### WHAT IS BEING ASKED
Exactly as they appear, output all of the entries.

========================================================================

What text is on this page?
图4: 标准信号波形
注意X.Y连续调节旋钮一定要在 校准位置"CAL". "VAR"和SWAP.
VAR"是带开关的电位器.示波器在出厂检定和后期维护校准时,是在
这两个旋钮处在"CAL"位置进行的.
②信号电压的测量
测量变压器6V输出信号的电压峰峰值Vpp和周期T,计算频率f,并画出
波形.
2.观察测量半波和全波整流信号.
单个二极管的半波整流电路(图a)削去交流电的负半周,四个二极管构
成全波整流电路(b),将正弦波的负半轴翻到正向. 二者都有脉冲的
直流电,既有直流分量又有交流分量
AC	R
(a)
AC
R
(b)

========================================================================

### FINISHED EXERCISE
What text is on this page?
图4: 标准信号波形
注意X.Y连续调节旋钮一定要在 校准位置"CAL". "VAR"和SWAP.
VAR"是带开关的电位器.示波器在出厂检定和后期维护校准时,是在
这两个旋钮处在"CAL"位置进行的.
②信号电压的测量
测量变压器6V输出信号的电压峰峰值Vpp和周期T,计算频率f,并画出
波形.
2.观察测量半波和全波整流信号.
单个二极管的半波整流电路(图a)削去交流电的负半周,四个二极管构
成全波整流电路(b),将正弦波的负半轴翻到正向. 二者都有脉冲的
直流电,既有直流分量又有交流分量
AC	R
(a)
AC
R
(b)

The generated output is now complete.